▶ EXERCISE
Report all lines holding "JSON".

▶ STORED RECORDS
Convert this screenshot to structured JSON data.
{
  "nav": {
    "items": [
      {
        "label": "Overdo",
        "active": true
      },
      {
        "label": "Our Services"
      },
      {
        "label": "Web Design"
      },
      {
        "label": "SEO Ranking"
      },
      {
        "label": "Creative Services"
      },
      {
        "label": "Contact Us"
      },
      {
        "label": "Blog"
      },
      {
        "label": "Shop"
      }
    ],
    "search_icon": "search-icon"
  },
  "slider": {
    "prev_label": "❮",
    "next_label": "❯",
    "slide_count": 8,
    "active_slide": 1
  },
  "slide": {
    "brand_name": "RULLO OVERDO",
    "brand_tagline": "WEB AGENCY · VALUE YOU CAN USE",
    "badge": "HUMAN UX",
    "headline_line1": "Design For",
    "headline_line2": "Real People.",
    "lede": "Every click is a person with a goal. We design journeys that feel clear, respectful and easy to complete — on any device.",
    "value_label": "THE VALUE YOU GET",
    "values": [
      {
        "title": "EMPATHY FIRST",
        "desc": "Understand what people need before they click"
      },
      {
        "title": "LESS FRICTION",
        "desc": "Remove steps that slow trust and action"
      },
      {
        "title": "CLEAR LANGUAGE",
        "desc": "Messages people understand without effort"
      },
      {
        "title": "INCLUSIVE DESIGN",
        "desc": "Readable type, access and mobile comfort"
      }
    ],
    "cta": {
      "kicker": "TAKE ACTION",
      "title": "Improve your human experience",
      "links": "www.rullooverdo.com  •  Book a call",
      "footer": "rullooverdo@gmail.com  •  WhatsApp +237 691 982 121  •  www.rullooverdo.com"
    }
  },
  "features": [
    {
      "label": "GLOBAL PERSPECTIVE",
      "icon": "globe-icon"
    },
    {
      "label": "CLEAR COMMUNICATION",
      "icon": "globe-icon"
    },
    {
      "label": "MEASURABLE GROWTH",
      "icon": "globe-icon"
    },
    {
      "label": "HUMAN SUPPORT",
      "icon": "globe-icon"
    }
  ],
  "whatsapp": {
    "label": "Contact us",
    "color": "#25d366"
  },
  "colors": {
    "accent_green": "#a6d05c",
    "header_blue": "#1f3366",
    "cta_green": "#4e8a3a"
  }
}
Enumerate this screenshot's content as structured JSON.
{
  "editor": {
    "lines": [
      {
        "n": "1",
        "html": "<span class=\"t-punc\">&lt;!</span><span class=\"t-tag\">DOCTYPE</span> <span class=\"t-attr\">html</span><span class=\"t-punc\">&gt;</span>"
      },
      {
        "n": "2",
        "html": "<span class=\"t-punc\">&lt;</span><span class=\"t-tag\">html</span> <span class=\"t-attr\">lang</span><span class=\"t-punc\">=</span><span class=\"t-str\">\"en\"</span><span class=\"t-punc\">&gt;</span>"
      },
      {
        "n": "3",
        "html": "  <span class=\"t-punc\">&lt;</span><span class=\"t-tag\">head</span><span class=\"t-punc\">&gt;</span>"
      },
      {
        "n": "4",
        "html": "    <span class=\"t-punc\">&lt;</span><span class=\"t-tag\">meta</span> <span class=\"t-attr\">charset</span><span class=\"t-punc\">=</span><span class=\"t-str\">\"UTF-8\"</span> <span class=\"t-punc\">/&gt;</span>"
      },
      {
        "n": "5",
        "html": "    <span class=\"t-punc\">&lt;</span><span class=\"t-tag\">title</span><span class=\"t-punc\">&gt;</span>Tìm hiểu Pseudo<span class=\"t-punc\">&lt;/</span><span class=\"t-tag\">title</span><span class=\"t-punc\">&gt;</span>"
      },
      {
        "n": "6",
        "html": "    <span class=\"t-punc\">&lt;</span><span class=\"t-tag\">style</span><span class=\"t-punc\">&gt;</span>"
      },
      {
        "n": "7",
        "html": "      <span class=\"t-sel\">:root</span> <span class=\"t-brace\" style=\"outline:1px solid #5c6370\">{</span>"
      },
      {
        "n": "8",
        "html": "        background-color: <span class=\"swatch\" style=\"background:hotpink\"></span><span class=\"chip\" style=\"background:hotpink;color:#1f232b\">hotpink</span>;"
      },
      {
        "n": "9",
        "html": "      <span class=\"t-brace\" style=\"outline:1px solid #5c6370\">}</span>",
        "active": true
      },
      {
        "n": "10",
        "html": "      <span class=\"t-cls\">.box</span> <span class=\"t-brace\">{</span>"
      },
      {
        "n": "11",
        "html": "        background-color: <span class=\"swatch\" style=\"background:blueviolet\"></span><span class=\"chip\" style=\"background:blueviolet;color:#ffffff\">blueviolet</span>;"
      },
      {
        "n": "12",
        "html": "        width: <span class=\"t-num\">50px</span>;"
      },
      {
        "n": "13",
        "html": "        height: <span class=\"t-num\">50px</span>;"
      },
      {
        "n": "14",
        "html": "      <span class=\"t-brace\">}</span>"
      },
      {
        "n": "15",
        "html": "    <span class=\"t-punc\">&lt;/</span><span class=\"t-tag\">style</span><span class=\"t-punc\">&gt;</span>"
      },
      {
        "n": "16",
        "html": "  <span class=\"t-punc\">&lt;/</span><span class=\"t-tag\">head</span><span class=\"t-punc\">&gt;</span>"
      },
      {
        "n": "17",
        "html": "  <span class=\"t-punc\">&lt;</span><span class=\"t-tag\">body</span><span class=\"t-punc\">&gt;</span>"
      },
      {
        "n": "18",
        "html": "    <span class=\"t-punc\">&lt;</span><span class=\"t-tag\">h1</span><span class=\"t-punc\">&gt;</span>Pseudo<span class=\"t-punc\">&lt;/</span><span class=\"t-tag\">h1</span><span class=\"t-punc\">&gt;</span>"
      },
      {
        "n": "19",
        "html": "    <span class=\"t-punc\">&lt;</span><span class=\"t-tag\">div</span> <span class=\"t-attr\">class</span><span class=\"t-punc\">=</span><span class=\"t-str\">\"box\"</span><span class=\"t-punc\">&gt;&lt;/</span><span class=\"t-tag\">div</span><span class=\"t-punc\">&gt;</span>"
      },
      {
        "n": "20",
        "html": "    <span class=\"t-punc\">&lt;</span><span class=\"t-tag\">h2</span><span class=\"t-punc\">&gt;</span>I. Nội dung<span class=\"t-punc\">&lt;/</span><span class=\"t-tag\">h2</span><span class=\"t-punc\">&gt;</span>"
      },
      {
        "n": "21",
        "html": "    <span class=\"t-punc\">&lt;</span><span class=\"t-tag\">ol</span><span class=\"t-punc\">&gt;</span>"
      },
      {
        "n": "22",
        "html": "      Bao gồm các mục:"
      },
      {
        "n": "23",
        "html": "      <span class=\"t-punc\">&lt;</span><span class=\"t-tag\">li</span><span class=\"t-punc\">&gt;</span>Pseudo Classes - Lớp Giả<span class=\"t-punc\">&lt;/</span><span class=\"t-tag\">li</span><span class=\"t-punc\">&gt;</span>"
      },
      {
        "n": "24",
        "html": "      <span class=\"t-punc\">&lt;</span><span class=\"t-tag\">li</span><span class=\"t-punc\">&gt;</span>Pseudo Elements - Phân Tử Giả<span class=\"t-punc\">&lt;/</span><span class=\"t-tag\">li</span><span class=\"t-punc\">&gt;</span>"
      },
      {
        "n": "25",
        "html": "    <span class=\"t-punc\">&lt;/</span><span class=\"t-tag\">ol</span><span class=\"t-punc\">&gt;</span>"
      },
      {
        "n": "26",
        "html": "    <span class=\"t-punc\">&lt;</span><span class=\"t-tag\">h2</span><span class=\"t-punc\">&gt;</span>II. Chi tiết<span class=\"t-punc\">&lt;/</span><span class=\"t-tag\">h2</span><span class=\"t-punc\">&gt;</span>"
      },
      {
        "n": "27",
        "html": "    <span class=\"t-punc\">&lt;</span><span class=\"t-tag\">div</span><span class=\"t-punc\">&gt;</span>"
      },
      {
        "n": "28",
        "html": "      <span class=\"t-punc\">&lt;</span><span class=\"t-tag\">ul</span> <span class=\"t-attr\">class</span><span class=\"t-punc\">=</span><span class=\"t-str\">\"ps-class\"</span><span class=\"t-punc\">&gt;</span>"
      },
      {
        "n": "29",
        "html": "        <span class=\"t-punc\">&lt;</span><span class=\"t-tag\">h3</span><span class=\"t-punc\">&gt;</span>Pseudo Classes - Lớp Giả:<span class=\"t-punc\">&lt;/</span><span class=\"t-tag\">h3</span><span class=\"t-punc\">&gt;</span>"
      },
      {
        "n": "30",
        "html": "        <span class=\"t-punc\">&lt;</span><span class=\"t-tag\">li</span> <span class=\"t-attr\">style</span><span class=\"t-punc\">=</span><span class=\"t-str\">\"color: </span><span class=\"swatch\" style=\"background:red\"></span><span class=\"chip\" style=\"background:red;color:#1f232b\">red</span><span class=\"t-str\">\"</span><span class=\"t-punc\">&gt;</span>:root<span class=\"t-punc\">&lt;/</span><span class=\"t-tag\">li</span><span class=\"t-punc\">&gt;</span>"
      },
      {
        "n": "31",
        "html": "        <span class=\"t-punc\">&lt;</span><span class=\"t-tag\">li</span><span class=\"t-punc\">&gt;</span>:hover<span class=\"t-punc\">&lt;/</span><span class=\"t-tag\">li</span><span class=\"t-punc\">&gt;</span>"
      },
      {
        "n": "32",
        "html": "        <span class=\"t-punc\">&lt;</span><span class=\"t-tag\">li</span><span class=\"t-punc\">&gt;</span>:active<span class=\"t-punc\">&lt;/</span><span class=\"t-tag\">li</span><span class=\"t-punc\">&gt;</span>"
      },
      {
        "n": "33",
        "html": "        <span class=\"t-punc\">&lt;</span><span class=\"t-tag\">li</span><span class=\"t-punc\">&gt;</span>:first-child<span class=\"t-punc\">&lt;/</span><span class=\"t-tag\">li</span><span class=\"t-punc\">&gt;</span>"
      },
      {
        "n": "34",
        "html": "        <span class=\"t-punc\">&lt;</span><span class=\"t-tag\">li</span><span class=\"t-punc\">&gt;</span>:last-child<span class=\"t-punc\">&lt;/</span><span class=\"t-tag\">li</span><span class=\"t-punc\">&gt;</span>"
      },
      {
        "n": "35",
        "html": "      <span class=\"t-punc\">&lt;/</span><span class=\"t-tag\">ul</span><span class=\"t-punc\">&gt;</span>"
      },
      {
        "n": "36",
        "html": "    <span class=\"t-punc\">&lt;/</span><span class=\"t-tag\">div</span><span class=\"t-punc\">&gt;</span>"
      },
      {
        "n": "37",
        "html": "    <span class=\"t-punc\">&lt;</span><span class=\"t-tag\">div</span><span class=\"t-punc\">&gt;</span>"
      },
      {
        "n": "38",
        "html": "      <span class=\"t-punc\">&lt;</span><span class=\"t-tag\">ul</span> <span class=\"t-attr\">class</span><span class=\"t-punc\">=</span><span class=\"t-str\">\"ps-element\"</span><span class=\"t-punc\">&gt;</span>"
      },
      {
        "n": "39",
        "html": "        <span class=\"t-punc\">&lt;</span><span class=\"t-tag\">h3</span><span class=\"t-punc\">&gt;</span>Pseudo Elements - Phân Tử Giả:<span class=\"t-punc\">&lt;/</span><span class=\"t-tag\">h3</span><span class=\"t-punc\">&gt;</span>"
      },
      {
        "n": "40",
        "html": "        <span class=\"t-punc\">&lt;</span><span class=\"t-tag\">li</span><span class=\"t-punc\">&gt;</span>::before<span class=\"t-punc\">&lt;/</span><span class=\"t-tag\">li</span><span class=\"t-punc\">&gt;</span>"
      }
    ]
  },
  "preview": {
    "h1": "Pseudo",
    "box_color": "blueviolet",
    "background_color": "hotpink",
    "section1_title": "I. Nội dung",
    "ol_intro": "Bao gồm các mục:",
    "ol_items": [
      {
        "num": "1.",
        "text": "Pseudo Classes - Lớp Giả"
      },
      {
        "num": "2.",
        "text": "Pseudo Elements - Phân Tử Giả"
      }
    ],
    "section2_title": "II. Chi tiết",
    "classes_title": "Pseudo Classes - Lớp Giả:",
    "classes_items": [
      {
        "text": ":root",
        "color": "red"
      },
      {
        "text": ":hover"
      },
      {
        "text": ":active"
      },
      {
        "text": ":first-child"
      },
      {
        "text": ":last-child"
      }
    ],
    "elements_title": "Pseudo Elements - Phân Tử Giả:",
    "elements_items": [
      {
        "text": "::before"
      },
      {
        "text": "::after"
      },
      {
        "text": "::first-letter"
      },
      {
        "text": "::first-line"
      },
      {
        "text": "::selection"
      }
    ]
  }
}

▶ ANSWER IN FULL
Convert this screenshot to structured JSON data.
Enumerate this screenshot's content as structured JSON.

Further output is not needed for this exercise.